**Written problem:**
Only a number is wanted. Count the lines holding the string "this".

**Dataset content:**
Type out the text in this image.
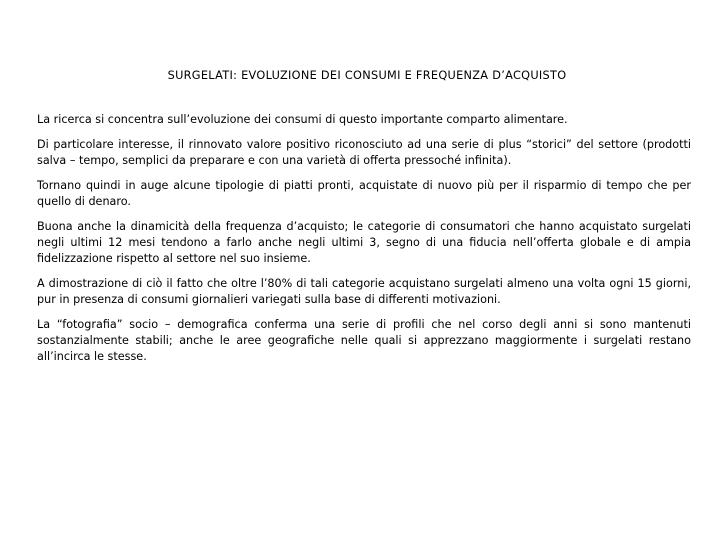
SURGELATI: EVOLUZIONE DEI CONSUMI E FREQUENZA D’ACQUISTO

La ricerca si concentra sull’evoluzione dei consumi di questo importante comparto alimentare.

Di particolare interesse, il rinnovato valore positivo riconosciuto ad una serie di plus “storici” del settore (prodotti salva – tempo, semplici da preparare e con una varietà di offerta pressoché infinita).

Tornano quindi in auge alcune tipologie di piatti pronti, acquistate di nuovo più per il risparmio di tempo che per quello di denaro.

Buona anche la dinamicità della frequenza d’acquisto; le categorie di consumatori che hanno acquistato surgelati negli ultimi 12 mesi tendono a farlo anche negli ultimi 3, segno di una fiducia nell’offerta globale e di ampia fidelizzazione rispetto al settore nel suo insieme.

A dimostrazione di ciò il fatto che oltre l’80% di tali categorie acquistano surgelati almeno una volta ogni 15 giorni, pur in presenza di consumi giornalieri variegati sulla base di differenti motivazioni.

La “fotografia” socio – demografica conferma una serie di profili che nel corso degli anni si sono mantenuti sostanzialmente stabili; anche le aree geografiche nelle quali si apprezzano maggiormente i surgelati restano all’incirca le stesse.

* * *

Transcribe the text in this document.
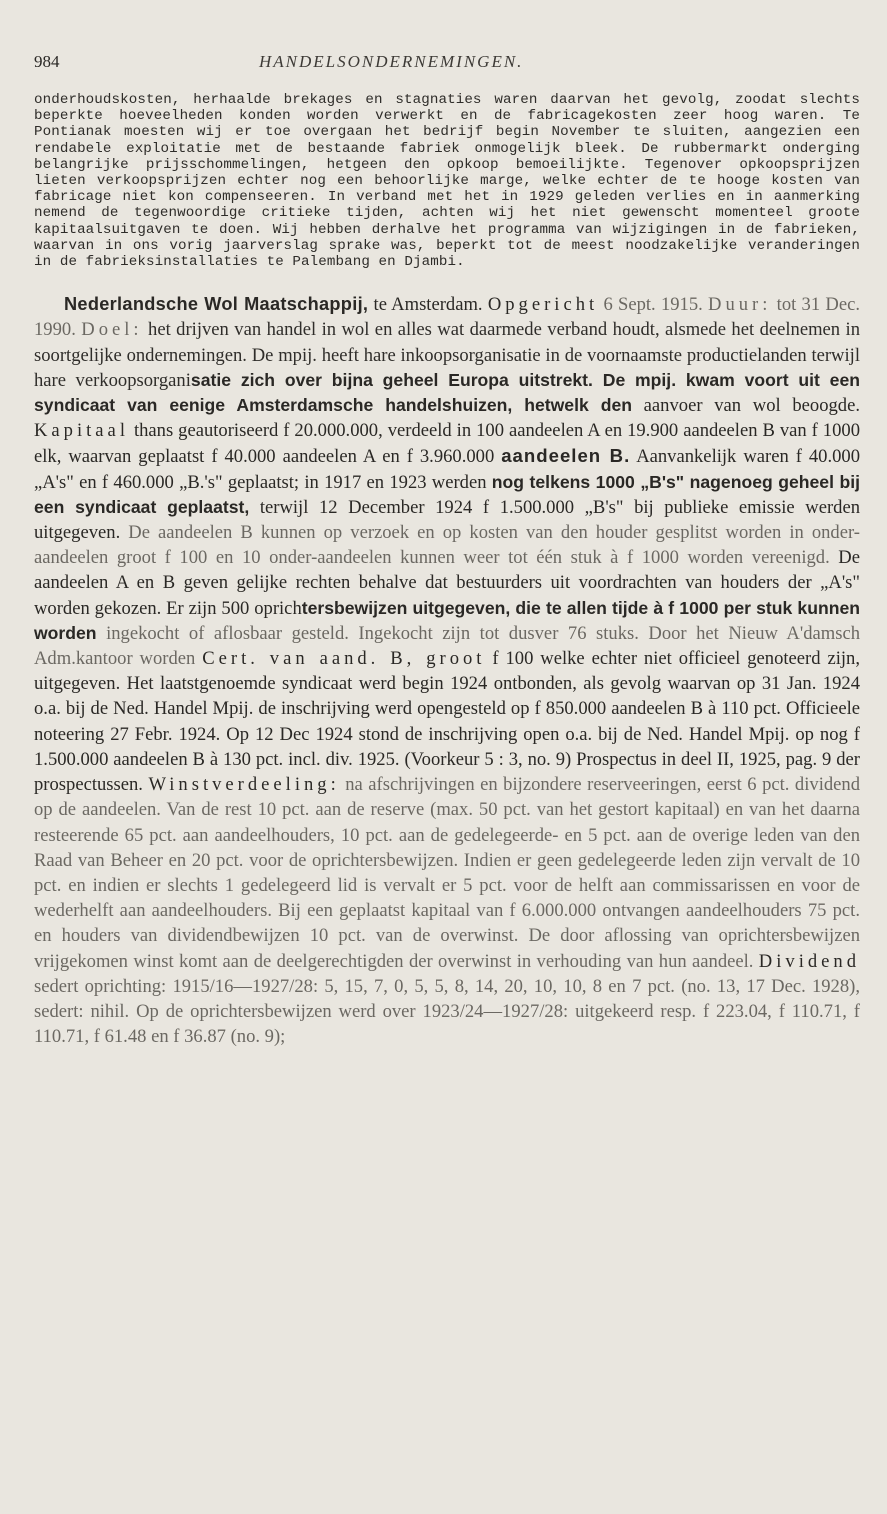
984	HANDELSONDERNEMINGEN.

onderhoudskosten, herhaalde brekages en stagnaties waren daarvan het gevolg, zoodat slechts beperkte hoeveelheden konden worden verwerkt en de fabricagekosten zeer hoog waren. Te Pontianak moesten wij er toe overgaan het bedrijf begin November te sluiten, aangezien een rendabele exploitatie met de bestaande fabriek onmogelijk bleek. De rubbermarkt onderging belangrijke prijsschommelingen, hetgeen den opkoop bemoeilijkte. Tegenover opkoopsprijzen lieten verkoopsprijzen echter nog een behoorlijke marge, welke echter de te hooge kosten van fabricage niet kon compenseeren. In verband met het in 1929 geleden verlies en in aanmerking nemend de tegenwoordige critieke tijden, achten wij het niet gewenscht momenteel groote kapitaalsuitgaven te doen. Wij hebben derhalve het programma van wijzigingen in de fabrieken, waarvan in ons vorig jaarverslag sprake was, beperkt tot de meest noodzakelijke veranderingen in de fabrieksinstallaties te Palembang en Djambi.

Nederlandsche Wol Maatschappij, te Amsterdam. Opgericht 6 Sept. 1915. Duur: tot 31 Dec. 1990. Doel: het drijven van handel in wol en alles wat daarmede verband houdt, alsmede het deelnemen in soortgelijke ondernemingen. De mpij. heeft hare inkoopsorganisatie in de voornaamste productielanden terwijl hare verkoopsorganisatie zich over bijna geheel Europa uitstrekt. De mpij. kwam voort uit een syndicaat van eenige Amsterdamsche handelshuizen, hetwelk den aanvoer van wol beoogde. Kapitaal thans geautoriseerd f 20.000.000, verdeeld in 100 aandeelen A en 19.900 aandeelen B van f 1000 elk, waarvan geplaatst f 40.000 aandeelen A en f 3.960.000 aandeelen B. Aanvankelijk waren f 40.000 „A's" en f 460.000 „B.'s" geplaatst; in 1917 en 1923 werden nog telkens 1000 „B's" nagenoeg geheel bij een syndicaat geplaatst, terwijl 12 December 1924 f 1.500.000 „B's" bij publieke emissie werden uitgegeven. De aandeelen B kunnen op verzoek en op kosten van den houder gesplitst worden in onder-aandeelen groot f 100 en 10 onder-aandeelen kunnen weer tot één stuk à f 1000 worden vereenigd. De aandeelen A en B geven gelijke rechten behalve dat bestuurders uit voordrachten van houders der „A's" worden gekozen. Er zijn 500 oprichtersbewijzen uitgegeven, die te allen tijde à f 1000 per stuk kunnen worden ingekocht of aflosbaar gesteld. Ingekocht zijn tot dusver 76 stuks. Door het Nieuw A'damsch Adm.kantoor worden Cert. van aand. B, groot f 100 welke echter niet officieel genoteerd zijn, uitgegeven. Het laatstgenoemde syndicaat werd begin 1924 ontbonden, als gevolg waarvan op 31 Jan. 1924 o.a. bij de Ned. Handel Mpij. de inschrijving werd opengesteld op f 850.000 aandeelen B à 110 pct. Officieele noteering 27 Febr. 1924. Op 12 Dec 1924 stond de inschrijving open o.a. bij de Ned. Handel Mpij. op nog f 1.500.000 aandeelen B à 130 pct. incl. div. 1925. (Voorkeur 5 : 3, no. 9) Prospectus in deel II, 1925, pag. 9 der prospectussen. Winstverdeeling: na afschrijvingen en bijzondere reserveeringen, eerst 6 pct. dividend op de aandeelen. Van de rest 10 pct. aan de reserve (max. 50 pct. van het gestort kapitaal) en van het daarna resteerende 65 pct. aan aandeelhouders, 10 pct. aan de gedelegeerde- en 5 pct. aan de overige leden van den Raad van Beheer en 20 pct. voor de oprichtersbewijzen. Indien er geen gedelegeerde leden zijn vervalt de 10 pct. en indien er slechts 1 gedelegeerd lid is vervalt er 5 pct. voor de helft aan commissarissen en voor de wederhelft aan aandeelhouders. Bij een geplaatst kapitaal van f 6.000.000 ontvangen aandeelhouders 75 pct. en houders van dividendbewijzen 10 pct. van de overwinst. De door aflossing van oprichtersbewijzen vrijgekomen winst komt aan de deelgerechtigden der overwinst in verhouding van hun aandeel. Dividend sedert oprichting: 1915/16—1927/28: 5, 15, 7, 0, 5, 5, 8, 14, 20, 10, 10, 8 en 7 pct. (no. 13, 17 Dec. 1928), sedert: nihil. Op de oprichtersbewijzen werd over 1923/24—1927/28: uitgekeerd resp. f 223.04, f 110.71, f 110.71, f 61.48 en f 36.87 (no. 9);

==

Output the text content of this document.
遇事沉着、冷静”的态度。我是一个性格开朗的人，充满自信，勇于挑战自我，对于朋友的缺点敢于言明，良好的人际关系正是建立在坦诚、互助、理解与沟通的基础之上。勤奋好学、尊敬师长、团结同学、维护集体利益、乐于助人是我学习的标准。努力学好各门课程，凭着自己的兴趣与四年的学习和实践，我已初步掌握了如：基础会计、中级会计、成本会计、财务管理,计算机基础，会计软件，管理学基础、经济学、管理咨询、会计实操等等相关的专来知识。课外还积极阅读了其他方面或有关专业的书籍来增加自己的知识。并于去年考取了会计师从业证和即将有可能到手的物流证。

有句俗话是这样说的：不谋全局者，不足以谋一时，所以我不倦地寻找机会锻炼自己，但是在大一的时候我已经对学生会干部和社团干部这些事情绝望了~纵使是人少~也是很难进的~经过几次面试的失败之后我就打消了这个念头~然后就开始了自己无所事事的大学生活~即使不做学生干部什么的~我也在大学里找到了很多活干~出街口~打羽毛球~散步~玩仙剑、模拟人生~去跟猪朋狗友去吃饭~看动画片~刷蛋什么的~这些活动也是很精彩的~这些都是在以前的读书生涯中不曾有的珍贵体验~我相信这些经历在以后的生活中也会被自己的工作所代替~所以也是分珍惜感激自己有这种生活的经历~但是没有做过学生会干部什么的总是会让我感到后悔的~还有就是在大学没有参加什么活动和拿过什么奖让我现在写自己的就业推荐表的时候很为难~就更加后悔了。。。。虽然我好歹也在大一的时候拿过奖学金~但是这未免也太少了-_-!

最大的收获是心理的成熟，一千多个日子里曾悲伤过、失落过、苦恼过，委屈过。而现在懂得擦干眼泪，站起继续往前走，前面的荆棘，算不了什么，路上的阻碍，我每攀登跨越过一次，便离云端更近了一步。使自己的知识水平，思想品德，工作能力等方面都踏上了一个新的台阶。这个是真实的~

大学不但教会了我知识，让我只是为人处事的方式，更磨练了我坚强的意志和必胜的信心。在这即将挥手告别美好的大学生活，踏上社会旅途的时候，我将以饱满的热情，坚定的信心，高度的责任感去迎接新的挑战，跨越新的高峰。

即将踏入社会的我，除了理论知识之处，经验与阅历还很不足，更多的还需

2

**The response:**
3